Pull out each line of the records holding the string "color".

### Extracted information
-.-.-
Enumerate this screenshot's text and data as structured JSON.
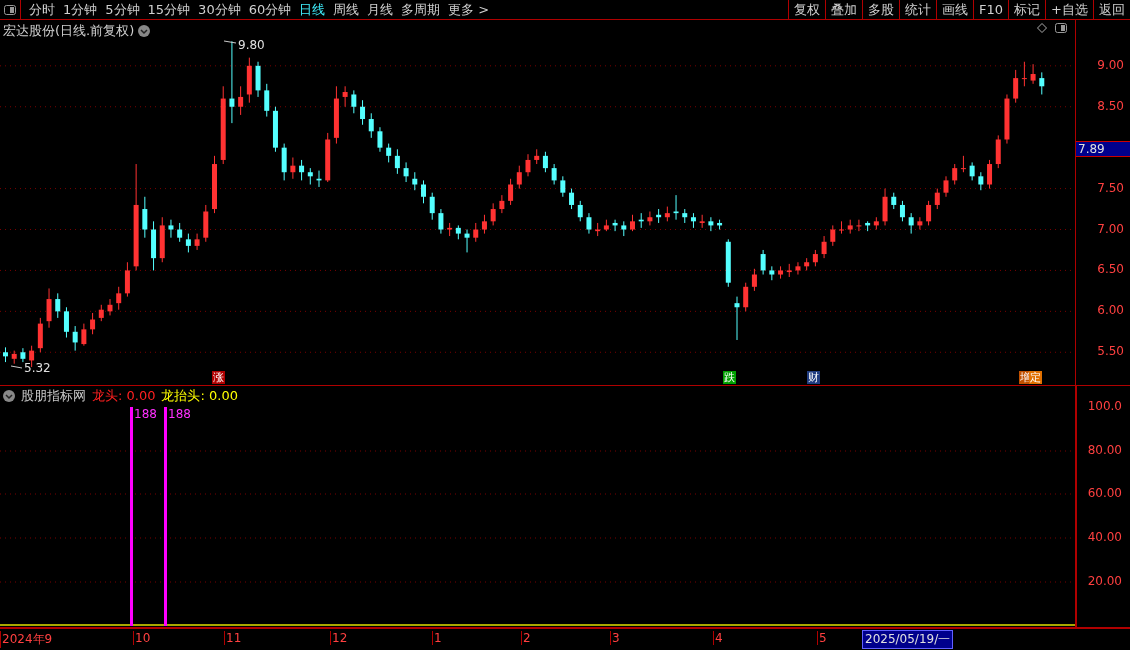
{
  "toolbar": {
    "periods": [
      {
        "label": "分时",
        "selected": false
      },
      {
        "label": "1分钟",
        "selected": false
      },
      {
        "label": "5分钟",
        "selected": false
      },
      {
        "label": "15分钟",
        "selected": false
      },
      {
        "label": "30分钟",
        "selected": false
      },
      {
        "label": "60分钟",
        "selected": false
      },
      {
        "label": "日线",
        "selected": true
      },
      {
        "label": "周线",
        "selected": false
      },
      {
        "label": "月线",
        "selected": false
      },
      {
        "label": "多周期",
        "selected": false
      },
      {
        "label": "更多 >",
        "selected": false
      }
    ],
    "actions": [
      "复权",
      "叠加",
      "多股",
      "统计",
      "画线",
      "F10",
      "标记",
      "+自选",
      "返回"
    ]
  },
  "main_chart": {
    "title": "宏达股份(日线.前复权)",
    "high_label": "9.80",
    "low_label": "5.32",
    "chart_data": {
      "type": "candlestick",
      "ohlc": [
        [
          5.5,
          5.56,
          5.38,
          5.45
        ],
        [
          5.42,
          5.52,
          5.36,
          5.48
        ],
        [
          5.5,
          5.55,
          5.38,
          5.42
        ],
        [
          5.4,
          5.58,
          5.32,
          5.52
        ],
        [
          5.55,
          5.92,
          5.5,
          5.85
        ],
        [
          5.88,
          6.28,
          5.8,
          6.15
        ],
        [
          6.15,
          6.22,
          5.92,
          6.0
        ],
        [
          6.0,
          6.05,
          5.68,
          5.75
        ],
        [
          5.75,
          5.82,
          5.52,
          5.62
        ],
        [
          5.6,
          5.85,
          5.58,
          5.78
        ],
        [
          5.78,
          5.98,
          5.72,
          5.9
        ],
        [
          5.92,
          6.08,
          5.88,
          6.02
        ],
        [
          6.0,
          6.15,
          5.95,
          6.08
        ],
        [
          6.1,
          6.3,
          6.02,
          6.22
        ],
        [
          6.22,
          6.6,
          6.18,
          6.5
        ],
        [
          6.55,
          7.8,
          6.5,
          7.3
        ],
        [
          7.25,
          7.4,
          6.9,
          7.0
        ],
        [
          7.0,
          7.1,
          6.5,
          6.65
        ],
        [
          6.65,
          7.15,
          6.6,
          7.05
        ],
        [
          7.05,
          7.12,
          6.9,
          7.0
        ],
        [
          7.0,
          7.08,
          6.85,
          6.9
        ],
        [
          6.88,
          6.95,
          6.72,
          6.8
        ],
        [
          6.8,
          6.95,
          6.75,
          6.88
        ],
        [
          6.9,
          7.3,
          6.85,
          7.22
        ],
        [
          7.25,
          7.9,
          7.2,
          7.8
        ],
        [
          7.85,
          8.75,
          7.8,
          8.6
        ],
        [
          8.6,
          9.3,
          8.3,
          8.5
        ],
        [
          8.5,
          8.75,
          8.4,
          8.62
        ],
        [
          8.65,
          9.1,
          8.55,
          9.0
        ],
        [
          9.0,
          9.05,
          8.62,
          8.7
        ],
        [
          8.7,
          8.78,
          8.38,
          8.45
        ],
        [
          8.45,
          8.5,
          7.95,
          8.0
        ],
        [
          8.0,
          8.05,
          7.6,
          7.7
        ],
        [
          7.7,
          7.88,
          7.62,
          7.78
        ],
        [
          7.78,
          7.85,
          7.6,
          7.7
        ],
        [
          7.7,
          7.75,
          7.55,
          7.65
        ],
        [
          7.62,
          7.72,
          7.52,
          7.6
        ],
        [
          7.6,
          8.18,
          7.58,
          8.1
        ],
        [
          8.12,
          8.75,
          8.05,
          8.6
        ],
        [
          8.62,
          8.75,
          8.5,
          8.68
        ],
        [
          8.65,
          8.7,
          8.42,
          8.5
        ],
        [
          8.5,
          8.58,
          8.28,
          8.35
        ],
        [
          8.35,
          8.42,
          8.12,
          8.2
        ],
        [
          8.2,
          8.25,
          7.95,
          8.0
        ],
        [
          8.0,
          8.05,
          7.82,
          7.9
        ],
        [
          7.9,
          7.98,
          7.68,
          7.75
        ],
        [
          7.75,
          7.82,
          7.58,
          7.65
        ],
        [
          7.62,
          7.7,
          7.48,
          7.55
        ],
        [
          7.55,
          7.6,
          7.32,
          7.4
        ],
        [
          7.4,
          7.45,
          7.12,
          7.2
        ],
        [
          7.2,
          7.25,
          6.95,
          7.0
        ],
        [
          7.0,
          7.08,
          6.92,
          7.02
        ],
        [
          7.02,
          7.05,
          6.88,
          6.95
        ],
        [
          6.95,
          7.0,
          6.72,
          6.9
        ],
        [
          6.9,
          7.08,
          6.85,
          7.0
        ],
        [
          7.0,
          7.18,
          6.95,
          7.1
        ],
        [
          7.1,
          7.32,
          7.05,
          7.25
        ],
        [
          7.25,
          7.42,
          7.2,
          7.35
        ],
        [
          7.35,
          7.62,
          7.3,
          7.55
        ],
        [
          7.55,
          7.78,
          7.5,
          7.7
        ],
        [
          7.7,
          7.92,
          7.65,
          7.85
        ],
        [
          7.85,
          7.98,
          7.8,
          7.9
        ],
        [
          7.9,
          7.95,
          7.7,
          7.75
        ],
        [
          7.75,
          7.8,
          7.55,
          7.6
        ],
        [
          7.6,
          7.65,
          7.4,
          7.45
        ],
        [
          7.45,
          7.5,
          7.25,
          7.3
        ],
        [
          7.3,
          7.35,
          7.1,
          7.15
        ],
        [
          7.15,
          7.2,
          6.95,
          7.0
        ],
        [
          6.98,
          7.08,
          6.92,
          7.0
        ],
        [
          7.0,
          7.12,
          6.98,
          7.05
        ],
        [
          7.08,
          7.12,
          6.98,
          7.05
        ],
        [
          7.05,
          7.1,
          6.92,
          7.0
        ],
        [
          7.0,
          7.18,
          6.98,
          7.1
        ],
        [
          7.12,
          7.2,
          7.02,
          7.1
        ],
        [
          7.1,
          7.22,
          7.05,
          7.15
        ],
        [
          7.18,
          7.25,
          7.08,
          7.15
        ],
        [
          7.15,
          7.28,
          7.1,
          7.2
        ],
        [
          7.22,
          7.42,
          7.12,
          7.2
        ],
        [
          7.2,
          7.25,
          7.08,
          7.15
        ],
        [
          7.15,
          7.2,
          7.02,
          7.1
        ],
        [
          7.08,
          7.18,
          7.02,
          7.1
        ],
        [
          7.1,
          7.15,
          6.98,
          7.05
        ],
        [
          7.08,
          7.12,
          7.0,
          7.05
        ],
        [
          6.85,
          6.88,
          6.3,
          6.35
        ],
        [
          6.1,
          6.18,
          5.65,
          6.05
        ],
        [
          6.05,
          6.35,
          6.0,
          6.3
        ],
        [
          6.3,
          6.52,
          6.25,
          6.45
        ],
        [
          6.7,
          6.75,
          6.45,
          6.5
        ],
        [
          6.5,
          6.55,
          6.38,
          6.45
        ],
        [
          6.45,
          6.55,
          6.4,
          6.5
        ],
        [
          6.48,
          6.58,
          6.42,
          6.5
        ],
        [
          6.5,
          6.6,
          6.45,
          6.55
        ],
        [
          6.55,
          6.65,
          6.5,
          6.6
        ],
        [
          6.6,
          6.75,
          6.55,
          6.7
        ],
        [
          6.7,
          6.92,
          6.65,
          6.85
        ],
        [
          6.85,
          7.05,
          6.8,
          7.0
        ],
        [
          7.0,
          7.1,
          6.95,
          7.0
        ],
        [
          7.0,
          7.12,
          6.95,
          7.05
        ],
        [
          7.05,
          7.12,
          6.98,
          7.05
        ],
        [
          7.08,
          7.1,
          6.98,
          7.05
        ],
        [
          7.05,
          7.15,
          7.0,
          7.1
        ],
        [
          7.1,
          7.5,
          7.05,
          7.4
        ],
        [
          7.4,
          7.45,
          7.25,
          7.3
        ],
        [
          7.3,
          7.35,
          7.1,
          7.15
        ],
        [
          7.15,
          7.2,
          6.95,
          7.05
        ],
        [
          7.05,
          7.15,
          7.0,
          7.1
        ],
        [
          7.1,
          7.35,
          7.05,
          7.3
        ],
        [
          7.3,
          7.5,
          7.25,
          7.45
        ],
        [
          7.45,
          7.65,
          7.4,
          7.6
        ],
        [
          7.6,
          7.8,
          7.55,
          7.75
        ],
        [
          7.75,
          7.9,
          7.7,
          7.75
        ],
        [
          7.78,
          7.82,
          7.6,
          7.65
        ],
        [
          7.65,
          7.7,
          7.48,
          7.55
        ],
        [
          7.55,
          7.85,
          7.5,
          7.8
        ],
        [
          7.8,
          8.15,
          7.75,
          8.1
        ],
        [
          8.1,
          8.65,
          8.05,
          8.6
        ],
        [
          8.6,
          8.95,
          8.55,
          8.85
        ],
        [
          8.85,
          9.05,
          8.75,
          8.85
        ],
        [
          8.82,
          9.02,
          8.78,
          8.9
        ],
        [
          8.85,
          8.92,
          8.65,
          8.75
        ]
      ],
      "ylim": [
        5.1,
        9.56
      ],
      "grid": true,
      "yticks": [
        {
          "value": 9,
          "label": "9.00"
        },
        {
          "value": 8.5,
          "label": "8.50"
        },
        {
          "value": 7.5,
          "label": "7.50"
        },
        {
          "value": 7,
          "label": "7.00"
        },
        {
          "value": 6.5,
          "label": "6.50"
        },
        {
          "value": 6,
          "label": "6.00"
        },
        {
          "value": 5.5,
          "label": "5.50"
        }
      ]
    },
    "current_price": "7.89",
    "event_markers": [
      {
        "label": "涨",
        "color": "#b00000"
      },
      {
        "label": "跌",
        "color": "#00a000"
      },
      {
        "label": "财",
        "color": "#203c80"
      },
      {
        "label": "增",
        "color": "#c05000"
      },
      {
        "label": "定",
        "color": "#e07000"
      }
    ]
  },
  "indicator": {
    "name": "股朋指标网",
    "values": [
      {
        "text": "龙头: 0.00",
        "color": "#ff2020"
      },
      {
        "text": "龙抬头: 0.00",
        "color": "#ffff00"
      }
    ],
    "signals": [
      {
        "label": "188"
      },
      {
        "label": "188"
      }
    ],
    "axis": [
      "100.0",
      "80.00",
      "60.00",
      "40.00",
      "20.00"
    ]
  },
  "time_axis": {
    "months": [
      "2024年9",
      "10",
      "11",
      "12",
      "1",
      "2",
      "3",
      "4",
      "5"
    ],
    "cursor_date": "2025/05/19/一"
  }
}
-.-.-
### Result of this exercise
        "color": "#b00000"
        "color": "#00a000"
        "color": "#203c80"
        "color": "#c05000"
        "color": "#e07000"
        "color": "#ff2020"
        "color": "#ffff00"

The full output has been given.